Quote, verbatim, all material below, without pictures.
-------- EXERCISE MATERIALS --------
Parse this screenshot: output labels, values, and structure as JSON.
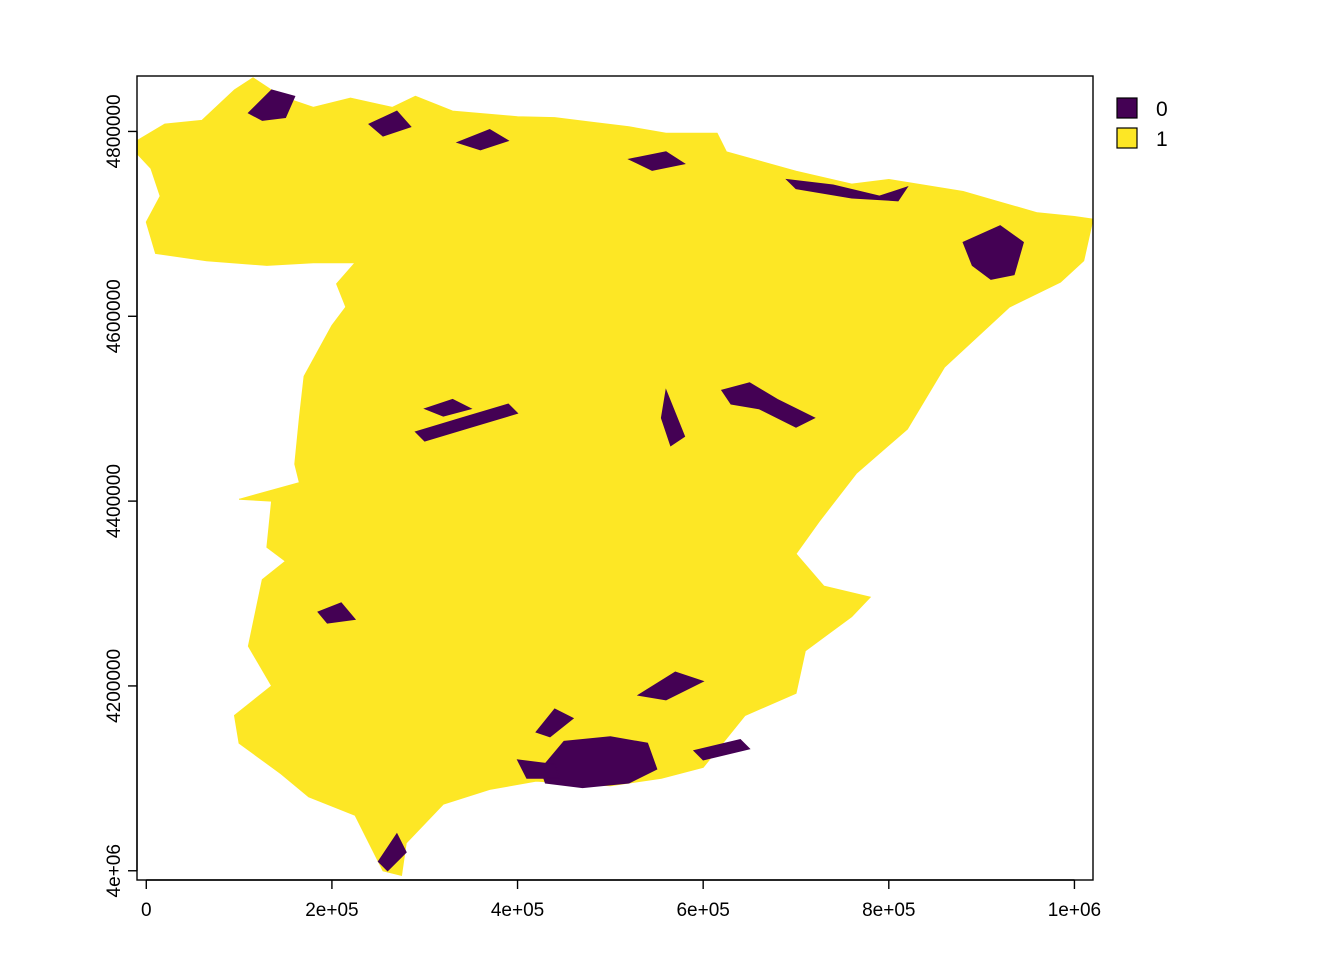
{
  "chart_data": {
    "type": "heatmap",
    "map_type": "binary-raster",
    "region": "Spain",
    "title": "",
    "xlabel": "",
    "ylabel": "",
    "xlim": [
      -10000,
      1020000
    ],
    "ylim": [
      3990000,
      4860000
    ],
    "grid": false,
    "legend_placement": "right",
    "x_ticks": [
      {
        "value": 0,
        "label": "0"
      },
      {
        "value": 200000,
        "label": "2e+05"
      },
      {
        "value": 400000,
        "label": "4e+05"
      },
      {
        "value": 600000,
        "label": "6e+05"
      },
      {
        "value": 800000,
        "label": "8e+05"
      },
      {
        "value": 1000000,
        "label": "1e+06"
      }
    ],
    "y_ticks": [
      {
        "value": 4000000,
        "label": "4e+06"
      },
      {
        "value": 4200000,
        "label": "4200000"
      },
      {
        "value": 4400000,
        "label": "4400000"
      },
      {
        "value": 4600000,
        "label": "4600000"
      },
      {
        "value": 4800000,
        "label": "4800000"
      }
    ],
    "legend": [
      {
        "label": "0",
        "color": "#440154"
      },
      {
        "label": "1",
        "color": "#fde725"
      }
    ],
    "land_outline": [
      [
        -10000,
        4790000
      ],
      [
        20000,
        4808000
      ],
      [
        60000,
        4812000
      ],
      [
        95000,
        4845000
      ],
      [
        115000,
        4858000
      ],
      [
        145000,
        4838000
      ],
      [
        180000,
        4826000
      ],
      [
        220000,
        4836000
      ],
      [
        265000,
        4826000
      ],
      [
        290000,
        4838000
      ],
      [
        330000,
        4822000
      ],
      [
        400000,
        4816000
      ],
      [
        440000,
        4815000
      ],
      [
        480000,
        4810000
      ],
      [
        520000,
        4805000
      ],
      [
        560000,
        4798000
      ],
      [
        615000,
        4798000
      ],
      [
        625000,
        4778000
      ],
      [
        700000,
        4757000
      ],
      [
        760000,
        4743000
      ],
      [
        800000,
        4748000
      ],
      [
        880000,
        4735000
      ],
      [
        915000,
        4725000
      ],
      [
        960000,
        4712000
      ],
      [
        1000000,
        4708000
      ],
      [
        1020000,
        4705000
      ],
      [
        1010000,
        4660000
      ],
      [
        985000,
        4637000
      ],
      [
        930000,
        4610000
      ],
      [
        860000,
        4545000
      ],
      [
        820000,
        4478000
      ],
      [
        765000,
        4430000
      ],
      [
        725000,
        4378000
      ],
      [
        700000,
        4343000
      ],
      [
        730000,
        4308000
      ],
      [
        780000,
        4296000
      ],
      [
        760000,
        4275000
      ],
      [
        710000,
        4238000
      ],
      [
        700000,
        4192000
      ],
      [
        645000,
        4168000
      ],
      [
        600000,
        4112000
      ],
      [
        555000,
        4100000
      ],
      [
        500000,
        4092000
      ],
      [
        420000,
        4097000
      ],
      [
        370000,
        4088000
      ],
      [
        320000,
        4072000
      ],
      [
        280000,
        4030000
      ],
      [
        275000,
        3995000
      ],
      [
        255000,
        4000000
      ],
      [
        225000,
        4060000
      ],
      [
        175000,
        4080000
      ],
      [
        145000,
        4105000
      ],
      [
        100000,
        4138000
      ],
      [
        95000,
        4168000
      ],
      [
        135000,
        4200000
      ],
      [
        110000,
        4243000
      ],
      [
        125000,
        4315000
      ],
      [
        150000,
        4335000
      ],
      [
        130000,
        4350000
      ],
      [
        135000,
        4400000
      ],
      [
        100000,
        4402000
      ],
      [
        165000,
        4420000
      ],
      [
        160000,
        4440000
      ],
      [
        165000,
        4490000
      ],
      [
        170000,
        4535000
      ],
      [
        200000,
        4590000
      ],
      [
        215000,
        4610000
      ],
      [
        205000,
        4635000
      ],
      [
        225000,
        4658000
      ],
      [
        180000,
        4658000
      ],
      [
        130000,
        4655000
      ],
      [
        65000,
        4660000
      ],
      [
        10000,
        4668000
      ],
      [
        0,
        4702000
      ],
      [
        15000,
        4730000
      ],
      [
        5000,
        4760000
      ],
      [
        -10000,
        4776000
      ]
    ],
    "class0_patches": [
      [
        [
          110000,
          4820000
        ],
        [
          135000,
          4845000
        ],
        [
          160000,
          4838000
        ],
        [
          150000,
          4815000
        ],
        [
          125000,
          4812000
        ]
      ],
      [
        [
          240000,
          4808000
        ],
        [
          270000,
          4822000
        ],
        [
          285000,
          4805000
        ],
        [
          255000,
          4795000
        ]
      ],
      [
        [
          335000,
          4788000
        ],
        [
          370000,
          4802000
        ],
        [
          390000,
          4790000
        ],
        [
          360000,
          4780000
        ]
      ],
      [
        [
          520000,
          4770000
        ],
        [
          560000,
          4778000
        ],
        [
          580000,
          4765000
        ],
        [
          545000,
          4758000
        ]
      ],
      [
        [
          690000,
          4748000
        ],
        [
          740000,
          4742000
        ],
        [
          790000,
          4730000
        ],
        [
          820000,
          4740000
        ],
        [
          810000,
          4725000
        ],
        [
          760000,
          4728000
        ],
        [
          700000,
          4738000
        ]
      ],
      [
        [
          880000,
          4680000
        ],
        [
          920000,
          4698000
        ],
        [
          945000,
          4680000
        ],
        [
          935000,
          4645000
        ],
        [
          910000,
          4640000
        ],
        [
          890000,
          4655000
        ]
      ],
      [
        [
          300000,
          4500000
        ],
        [
          330000,
          4510000
        ],
        [
          350000,
          4500000
        ],
        [
          320000,
          4492000
        ]
      ],
      [
        [
          290000,
          4475000
        ],
        [
          340000,
          4490000
        ],
        [
          390000,
          4505000
        ],
        [
          400000,
          4495000
        ],
        [
          350000,
          4480000
        ],
        [
          300000,
          4465000
        ]
      ],
      [
        [
          620000,
          4520000
        ],
        [
          650000,
          4528000
        ],
        [
          680000,
          4510000
        ],
        [
          720000,
          4490000
        ],
        [
          700000,
          4480000
        ],
        [
          660000,
          4500000
        ],
        [
          630000,
          4505000
        ]
      ],
      [
        [
          560000,
          4520000
        ],
        [
          570000,
          4495000
        ],
        [
          580000,
          4470000
        ],
        [
          565000,
          4460000
        ],
        [
          555000,
          4490000
        ]
      ],
      [
        [
          185000,
          4280000
        ],
        [
          210000,
          4290000
        ],
        [
          225000,
          4272000
        ],
        [
          195000,
          4268000
        ]
      ],
      [
        [
          425000,
          4110000
        ],
        [
          450000,
          4140000
        ],
        [
          500000,
          4145000
        ],
        [
          540000,
          4138000
        ],
        [
          550000,
          4110000
        ],
        [
          520000,
          4095000
        ],
        [
          470000,
          4090000
        ],
        [
          430000,
          4095000
        ]
      ],
      [
        [
          400000,
          4120000
        ],
        [
          440000,
          4115000
        ],
        [
          445000,
          4100000
        ],
        [
          410000,
          4100000
        ]
      ],
      [
        [
          420000,
          4150000
        ],
        [
          440000,
          4175000
        ],
        [
          460000,
          4165000
        ],
        [
          435000,
          4145000
        ]
      ],
      [
        [
          530000,
          4190000
        ],
        [
          570000,
          4215000
        ],
        [
          600000,
          4205000
        ],
        [
          560000,
          4185000
        ]
      ],
      [
        [
          590000,
          4130000
        ],
        [
          640000,
          4142000
        ],
        [
          650000,
          4132000
        ],
        [
          600000,
          4120000
        ]
      ],
      [
        [
          250000,
          4010000
        ],
        [
          270000,
          4040000
        ],
        [
          280000,
          4020000
        ],
        [
          260000,
          4000000
        ]
      ]
    ]
  }
}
--------
# [OUTPUT OF THE TASK]
Parse this screenshot: output labels, values, and structure as JSON.
{
  "chart_data": {
    "type": "heatmap",
    "map_type": "binary-raster",
    "region": "Spain",
    "title": "",
    "xlabel": "",
    "ylabel": "",
    "xlim": [
      -10000,
      1020000
    ],
    "ylim": [
      3990000,
      4860000
    ],
    "grid": false,
    "legend_placement": "right",
    "x_ticks": [
      {
        "value": 0,
        "label": "0"
      },
      {
        "value": 200000,
        "label": "2e+05"
      },
      {
        "value": 400000,
        "label": "4e+05"
      },
      {
        "value": 600000,
        "label": "6e+05"
      },
      {
        "value": 800000,
        "label": "8e+05"
      },
      {
        "value": 1000000,
        "label": "1e+06"
      }
    ],
    "y_ticks": [
      {
        "value": 4000000,
        "label": "4e+06"
      },
      {
        "value": 4200000,
        "label": "4200000"
      },
      {
        "value": 4400000,
        "label": "4400000"
      },
      {
        "value": 4600000,
        "label": "4600000"
      },
      {
        "value": 4800000,
        "label": "4800000"
      }
    ],
    "legend": [
      {
        "label": "0",
        "color": "#440154"
      },
      {
        "label": "1",
        "color": "#fde725"
      }
    ],
    "land_outline": [
      [
        -10000,
        4790000
      ],
      [
        20000,
        4808000
      ],
      [
        60000,
        4812000
      ],
      [
        95000,
        4845000
      ],
      [
        115000,
        4858000
      ],
      [
        145000,
        4838000
      ],
      [
        180000,
        4826000
      ],
      [
        220000,
        4836000
      ],
      [
        265000,
        4826000
      ],
      [
        290000,
        4838000
      ],
      [
        330000,
        4822000
      ],
      [
        400000,
        4816000
      ],
      [
        440000,
        4815000
      ],
      [
        480000,
        4810000
      ],
      [
        520000,
        4805000
      ],
      [
        560000,
        4798000
      ],
      [
        615000,
        4798000
      ],
      [
        625000,
        4778000
      ],
      [
        700000,
        4757000
      ],
      [
        760000,
        4743000
      ],
      [
        800000,
        4748000
      ],
      [
        880000,
        4735000
      ],
      [
        915000,
        4725000
      ],
      [
        960000,
        4712000
      ],
      [
        1000000,
        4708000
      ],
      [
        1020000,
        4705000
      ],
      [
        1010000,
        4660000
      ],
      [
        985000,
        4637000
      ],
      [
        930000,
        4610000
      ],
      [
        860000,
        4545000
      ],
      [
        820000,
        4478000
      ],
      [
        765000,
        4430000
      ],
      [
        725000,
        4378000
      ],
      [
        700000,
        4343000
      ],
      [
        730000,
        4308000
      ],
      [
        780000,
        4296000
      ],
      [
        760000,
        4275000
      ],
      [
        710000,
        4238000
      ],
      [
        700000,
        4192000
      ],
      [
        645000,
        4168000
      ],
      [
        600000,
        4112000
      ],
      [
        555000,
        4100000
      ],
      [
        500000,
        4092000
      ],
      [
        420000,
        4097000
      ],
      [
        370000,
        4088000
      ],
      [
        320000,
        4072000
      ],
      [
        280000,
        4030000
      ],
      [
        275000,
        3995000
      ],
      [
        255000,
        4000000
      ],
      [
        225000,
        4060000
      ],
      [
        175000,
        4080000
      ],
      [
        145000,
        4105000
      ],
      [
        100000,
        4138000
      ],
      [
        95000,
        4168000
      ],
      [
        135000,
        4200000
      ],
      [
        110000,
        4243000
      ],
      [
        125000,
        4315000
      ],
      [
        150000,
        4335000
      ],
      [
        130000,
        4350000
      ],
      [
        135000,
        4400000
      ],
      [
        100000,
        4402000
      ],
      [
        165000,
        4420000
      ],
      [
        160000,
        4440000
      ],
      [
        165000,
        4490000
      ],
      [
        170000,
        4535000
      ],
      [
        200000,
        4590000
      ],
      [
        215000,
        4610000
      ],
      [
        205000,
        4635000
      ],
      [
        225000,
        4658000
      ],
      [
        180000,
        4658000
      ],
      [
        130000,
        4655000
      ],
      [
        65000,
        4660000
      ],
      [
        10000,
        4668000
      ],
      [
        0,
        4702000
      ],
      [
        15000,
        4730000
      ],
      [
        5000,
        4760000
      ],
      [
        -10000,
        4776000
      ]
    ],
    "class0_patches": [
      [
        [
          110000,
          4820000
        ],
        [
          135000,
          4845000
        ],
        [
          160000,
          4838000
        ],
        [
          150000,
          4815000
        ],
        [
          125000,
          4812000
        ]
      ],
      [
        [
          240000,
          4808000
        ],
        [
          270000,
          4822000
        ],
        [
          285000,
          4805000
        ],
        [
          255000,
          4795000
        ]
      ],
      [
        [
          335000,
          4788000
        ],
        [
          370000,
          4802000
        ],
        [
          390000,
          4790000
        ],
        [
          360000,
          4780000
        ]
      ],
      [
        [
          520000,
          4770000
        ],
        [
          560000,
          4778000
        ],
        [
          580000,
          4765000
        ],
        [
          545000,
          4758000
        ]
      ],
      [
        [
          690000,
          4748000
        ],
        [
          740000,
          4742000
        ],
        [
          790000,
          4730000
        ],
        [
          820000,
          4740000
        ],
        [
          810000,
          4725000
        ],
        [
          760000,
          4728000
        ],
        [
          700000,
          4738000
        ]
      ],
      [
        [
          880000,
          4680000
        ],
        [
          920000,
          4698000
        ],
        [
          945000,
          4680000
        ],
        [
          935000,
          4645000
        ],
        [
          910000,
          4640000
        ],
        [
          890000,
          4655000
        ]
      ],
      [
        [
          300000,
          4500000
        ],
        [
          330000,
          4510000
        ],
        [
          350000,
          4500000
        ],
        [
          320000,
          4492000
        ]
      ],
      [
        [
          290000,
          4475000
        ],
        [
          340000,
          4490000
        ],
        [
          390000,
          4505000
        ],
        [
          400000,
          4495000
        ],
        [
          350000,
          4480000
        ],
        [
          300000,
          4465000
        ]
      ],
      [
        [
          620000,
          4520000
        ],
        [
          650000,
          4528000
        ],
        [
          680000,
          4510000
        ],
        [
          720000,
          4490000
        ],
        [
          700000,
          4480000
        ],
        [
          660000,
          4500000
        ],
        [
          630000,
          4505000
        ]
      ],
      [
        [
          560000,
          4520000
        ],
        [
          570000,
          4495000
        ],
        [
          580000,
          4470000
        ],
        [
          565000,
          4460000
        ],
        [
          555000,
          4490000
        ]
      ],
      [
        [
          185000,
          4280000
        ],
        [
          210000,
          4290000
        ],
        [
          225000,
          4272000
        ],
        [
          195000,
          4268000
        ]
      ],
      [
        [
          425000,
          4110000
        ],
        [
          450000,
          4140000
        ],
        [
          500000,
          4145000
        ],
        [
          540000,
          4138000
        ],
        [
          550000,
          4110000
        ],
        [
          520000,
          4095000
        ],
        [
          470000,
          4090000
        ],
        [
          430000,
          4095000
        ]
      ],
      [
        [
          400000,
          4120000
        ],
        [
          440000,
          4115000
        ],
        [
          445000,
          4100000
        ],
        [
          410000,
          4100000
        ]
      ],
      [
        [
          420000,
          4150000
        ],
        [
          440000,
          4175000
        ],
        [
          460000,
          4165000
        ],
        [
          435000,
          4145000
        ]
      ],
      [
        [
          530000,
          4190000
        ],
        [
          570000,
          4215000
        ],
        [
          600000,
          4205000
        ],
        [
          560000,
          4185000
        ]
      ],
      [
        [
          590000,
          4130000
        ],
        [
          640000,
          4142000
        ],
        [
          650000,
          4132000
        ],
        [
          600000,
          4120000
        ]
      ],
      [
        [
          250000,
          4010000
        ],
        [
          270000,
          4040000
        ],
        [
          280000,
          4020000
        ],
        [
          260000,
          4000000
        ]
      ]
    ]
  }
}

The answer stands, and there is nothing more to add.